Stored dataset items
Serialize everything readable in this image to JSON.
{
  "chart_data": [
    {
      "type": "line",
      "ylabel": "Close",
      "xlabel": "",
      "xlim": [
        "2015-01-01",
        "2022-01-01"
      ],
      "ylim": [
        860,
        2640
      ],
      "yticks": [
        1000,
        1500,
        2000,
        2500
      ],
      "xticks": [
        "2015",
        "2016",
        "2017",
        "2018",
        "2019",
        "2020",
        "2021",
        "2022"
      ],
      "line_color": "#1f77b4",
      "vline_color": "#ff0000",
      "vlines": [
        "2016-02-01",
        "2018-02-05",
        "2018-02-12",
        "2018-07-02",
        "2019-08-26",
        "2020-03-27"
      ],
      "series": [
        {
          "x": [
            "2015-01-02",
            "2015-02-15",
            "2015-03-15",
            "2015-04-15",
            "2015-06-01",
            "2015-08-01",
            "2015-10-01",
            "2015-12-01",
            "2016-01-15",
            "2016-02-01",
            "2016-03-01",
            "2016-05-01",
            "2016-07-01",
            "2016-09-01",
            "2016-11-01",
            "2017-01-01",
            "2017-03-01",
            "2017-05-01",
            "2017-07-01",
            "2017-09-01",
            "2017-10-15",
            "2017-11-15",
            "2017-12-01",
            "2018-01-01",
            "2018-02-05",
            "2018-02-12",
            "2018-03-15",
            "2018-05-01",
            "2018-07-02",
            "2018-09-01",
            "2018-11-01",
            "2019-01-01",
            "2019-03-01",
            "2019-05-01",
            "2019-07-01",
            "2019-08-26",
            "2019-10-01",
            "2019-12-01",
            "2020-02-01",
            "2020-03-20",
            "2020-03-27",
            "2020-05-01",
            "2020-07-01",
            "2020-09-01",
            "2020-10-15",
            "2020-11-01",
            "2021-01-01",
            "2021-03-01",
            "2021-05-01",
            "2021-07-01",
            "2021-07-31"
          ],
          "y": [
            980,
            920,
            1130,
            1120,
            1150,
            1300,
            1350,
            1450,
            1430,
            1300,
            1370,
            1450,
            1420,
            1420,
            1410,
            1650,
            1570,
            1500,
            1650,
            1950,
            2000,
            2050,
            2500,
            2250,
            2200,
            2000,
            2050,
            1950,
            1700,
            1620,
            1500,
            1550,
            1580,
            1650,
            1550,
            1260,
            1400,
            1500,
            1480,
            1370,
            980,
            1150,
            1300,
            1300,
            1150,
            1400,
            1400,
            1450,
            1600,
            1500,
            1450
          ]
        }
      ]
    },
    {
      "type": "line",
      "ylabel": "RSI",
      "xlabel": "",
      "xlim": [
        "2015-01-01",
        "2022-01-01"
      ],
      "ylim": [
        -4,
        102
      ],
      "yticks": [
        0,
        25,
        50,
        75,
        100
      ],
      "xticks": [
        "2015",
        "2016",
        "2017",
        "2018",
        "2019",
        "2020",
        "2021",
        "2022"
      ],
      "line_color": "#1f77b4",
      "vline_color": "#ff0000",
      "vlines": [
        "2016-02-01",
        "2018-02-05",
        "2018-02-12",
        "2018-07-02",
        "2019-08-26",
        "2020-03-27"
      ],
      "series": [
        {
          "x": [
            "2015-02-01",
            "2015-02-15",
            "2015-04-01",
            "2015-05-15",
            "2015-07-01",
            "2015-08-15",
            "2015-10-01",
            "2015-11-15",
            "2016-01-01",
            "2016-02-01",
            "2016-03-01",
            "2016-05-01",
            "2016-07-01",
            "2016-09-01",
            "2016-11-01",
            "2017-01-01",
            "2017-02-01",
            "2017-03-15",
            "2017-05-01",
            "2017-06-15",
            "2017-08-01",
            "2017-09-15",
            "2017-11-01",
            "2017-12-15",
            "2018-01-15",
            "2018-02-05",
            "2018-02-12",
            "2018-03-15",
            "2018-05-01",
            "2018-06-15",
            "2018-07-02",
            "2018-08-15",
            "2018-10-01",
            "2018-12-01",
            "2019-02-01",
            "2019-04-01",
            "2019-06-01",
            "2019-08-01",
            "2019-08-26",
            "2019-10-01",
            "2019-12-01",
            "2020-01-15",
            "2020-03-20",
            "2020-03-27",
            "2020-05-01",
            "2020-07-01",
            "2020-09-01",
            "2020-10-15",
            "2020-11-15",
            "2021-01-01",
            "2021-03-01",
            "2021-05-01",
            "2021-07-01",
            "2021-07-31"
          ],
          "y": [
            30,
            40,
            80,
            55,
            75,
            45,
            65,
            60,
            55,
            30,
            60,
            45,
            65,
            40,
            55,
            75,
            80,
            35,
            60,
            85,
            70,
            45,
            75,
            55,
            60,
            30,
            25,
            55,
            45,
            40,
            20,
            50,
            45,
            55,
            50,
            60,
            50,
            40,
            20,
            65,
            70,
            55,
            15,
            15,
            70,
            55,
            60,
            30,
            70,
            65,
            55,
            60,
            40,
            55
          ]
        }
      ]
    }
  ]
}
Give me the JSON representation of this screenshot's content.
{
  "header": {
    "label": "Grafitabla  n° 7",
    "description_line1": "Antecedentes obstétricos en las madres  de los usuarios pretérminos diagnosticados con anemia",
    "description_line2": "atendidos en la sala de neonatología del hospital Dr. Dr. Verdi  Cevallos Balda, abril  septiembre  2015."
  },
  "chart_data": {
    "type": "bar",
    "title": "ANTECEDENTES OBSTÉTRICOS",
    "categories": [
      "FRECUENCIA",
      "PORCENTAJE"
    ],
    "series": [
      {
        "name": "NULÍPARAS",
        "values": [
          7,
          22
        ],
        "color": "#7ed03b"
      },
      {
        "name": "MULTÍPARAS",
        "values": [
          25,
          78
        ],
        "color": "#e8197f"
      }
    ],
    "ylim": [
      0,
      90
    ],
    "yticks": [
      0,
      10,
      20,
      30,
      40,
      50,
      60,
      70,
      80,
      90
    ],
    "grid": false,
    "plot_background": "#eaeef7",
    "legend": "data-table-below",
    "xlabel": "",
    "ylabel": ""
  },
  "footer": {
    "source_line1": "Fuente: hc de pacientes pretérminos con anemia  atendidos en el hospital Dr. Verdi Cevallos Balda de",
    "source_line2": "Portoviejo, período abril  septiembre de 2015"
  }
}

**Aim**
Give the listing above again, word for word.

**Task solution**
Serialize everything readable in this image to JSON.
{
  "chart_data": [
    {
      "type": "line",
      "ylabel": "Close",
      "xlabel": "",
      "xlim": [
        "2015-01-01",
        "2022-01-01"
      ],
      "ylim": [
        860,
        2640
      ],
      "yticks": [
        1000,
        1500,
        2000,
        2500
      ],
      "xticks": [
        "2015",
        "2016",
        "2017",
        "2018",
        "2019",
        "2020",
        "2021",
        "2022"
      ],
      "line_color": "#1f77b4",
      "vline_color": "#ff0000",
      "vlines": [
        "2016-02-01",
        "2018-02-05",
        "2018-02-12",
        "2018-07-02",
        "2019-08-26",
        "2020-03-27"
      ],
      "series": [
        {
          "x": [
            "2015-01-02",
            "2015-02-15",
            "2015-03-15",
            "2015-04-15",
            "2015-06-01",
            "2015-08-01",
            "2015-10-01",
            "2015-12-01",
            "2016-01-15",
            "2016-02-01",
            "2016-03-01",
            "2016-05-01",
            "2016-07-01",
            "2016-09-01",
            "2016-11-01",
            "2017-01-01",
            "2017-03-01",
            "2017-05-01",
            "2017-07-01",
            "2017-09-01",
            "2017-10-15",
            "2017-11-15",
            "2017-12-01",
            "2018-01-01",
            "2018-02-05",
            "2018-02-12",
            "2018-03-15",
            "2018-05-01",
            "2018-07-02",
            "2018-09-01",
            "2018-11-01",
            "2019-01-01",
            "2019-03-01",
            "2019-05-01",
            "2019-07-01",
            "2019-08-26",
            "2019-10-01",
            "2019-12-01",
            "2020-02-01",
            "2020-03-20",
            "2020-03-27",
            "2020-05-01",
            "2020-07-01",
            "2020-09-01",
            "2020-10-15",
            "2020-11-01",
            "2021-01-01",
            "2021-03-01",
            "2021-05-01",
            "2021-07-01",
            "2021-07-31"
          ],
          "y": [
            980,
            920,
            1130,
            1120,
            1150,
            1300,
            1350,
            1450,
            1430,
            1300,
            1370,
            1450,
            1420,
            1420,
            1410,
            1650,
            1570,
            1500,
            1650,
            1950,
            2000,
            2050,
            2500,
            2250,
            2200,
            2000,
            2050,
            1950,
            1700,
            1620,
            1500,
            1550,
            1580,
            1650,
            1550,
            1260,
            1400,
            1500,
            1480,
            1370,
            980,
            1150,
            1300,
            1300,
            1150,
            1400,
            1400,
            1450,
            1600,
            1500,
            1450
          ]
        }
      ]
    },
    {
      "type": "line",
      "ylabel": "RSI",
      "xlabel": "",
      "xlim": [
        "2015-01-01",
        "2022-01-01"
      ],
      "ylim": [
        -4,
        102
      ],
      "yticks": [
        0,
        25,
        50,
        75,
        100
      ],
      "xticks": [
        "2015",
        "2016",
        "2017",
        "2018",
        "2019",
        "2020",
        "2021",
        "2022"
      ],
      "line_color": "#1f77b4",
      "vline_color": "#ff0000",
      "vlines": [
        "2016-02-01",
        "2018-02-05",
        "2018-02-12",
        "2018-07-02",
        "2019-08-26",
        "2020-03-27"
      ],
      "series": [
        {
          "x": [
            "2015-02-01",
            "2015-02-15",
            "2015-04-01",
            "2015-05-15",
            "2015-07-01",
            "2015-08-15",
            "2015-10-01",
            "2015-11-15",
            "2016-01-01",
            "2016-02-01",
            "2016-03-01",
            "2016-05-01",
            "2016-07-01",
            "2016-09-01",
            "2016-11-01",
            "2017-01-01",
            "2017-02-01",
            "2017-03-15",
            "2017-05-01",
            "2017-06-15",
            "2017-08-01",
            "2017-09-15",
            "2017-11-01",
            "2017-12-15",
            "2018-01-15",
            "2018-02-05",
            "2018-02-12",
            "2018-03-15",
            "2018-05-01",
            "2018-06-15",
            "2018-07-02",
            "2018-08-15",
            "2018-10-01",
            "2018-12-01",
            "2019-02-01",
            "2019-04-01",
            "2019-06-01",
            "2019-08-01",
            "2019-08-26",
            "2019-10-01",
            "2019-12-01",
            "2020-01-15",
            "2020-03-20",
            "2020-03-27",
            "2020-05-01",
            "2020-07-01",
            "2020-09-01",
            "2020-10-15",
            "2020-11-15",
            "2021-01-01",
            "2021-03-01",
            "2021-05-01",
            "2021-07-01",
            "2021-07-31"
          ],
          "y": [
            30,
            40,
            80,
            55,
            75,
            45,
            65,
            60,
            55,
            30,
            60,
            45,
            65,
            40,
            55,
            75,
            80,
            35,
            60,
            85,
            70,
            45,
            75,
            55,
            60,
            30,
            25,
            55,
            45,
            40,
            20,
            50,
            45,
            55,
            50,
            60,
            50,
            40,
            20,
            65,
            70,
            55,
            15,
            15,
            70,
            55,
            60,
            30,
            70,
            65,
            55,
            60,
            40,
            55
          ]
        }
      ]
    }
  ]
}
Give me the JSON representation of this screenshot's content.
{
  "header": {
    "label": "Grafitabla  n° 7",
    "description_line1": "Antecedentes obstétricos en las madres  de los usuarios pretérminos diagnosticados con anemia",
    "description_line2": "atendidos en la sala de neonatología del hospital Dr. Dr. Verdi  Cevallos Balda, abril  septiembre  2015."
  },
  "chart_data": {
    "type": "bar",
    "title": "ANTECEDENTES OBSTÉTRICOS",
    "categories": [
      "FRECUENCIA",
      "PORCENTAJE"
    ],
    "series": [
      {
        "name": "NULÍPARAS",
        "values": [
          7,
          22
        ],
        "color": "#7ed03b"
      },
      {
        "name": "MULTÍPARAS",
        "values": [
          25,
          78
        ],
        "color": "#e8197f"
      }
    ],
    "ylim": [
      0,
      90
    ],
    "yticks": [
      0,
      10,
      20,
      30,
      40,
      50,
      60,
      70,
      80,
      90
    ],
    "grid": false,
    "plot_background": "#eaeef7",
    "legend": "data-table-below",
    "xlabel": "",
    "ylabel": ""
  },
  "footer": {
    "source_line1": "Fuente: hc de pacientes pretérminos con anemia  atendidos en el hospital Dr. Verdi Cevallos Balda de",
    "source_line2": "Portoviejo, período abril  septiembre de 2015"
  }
}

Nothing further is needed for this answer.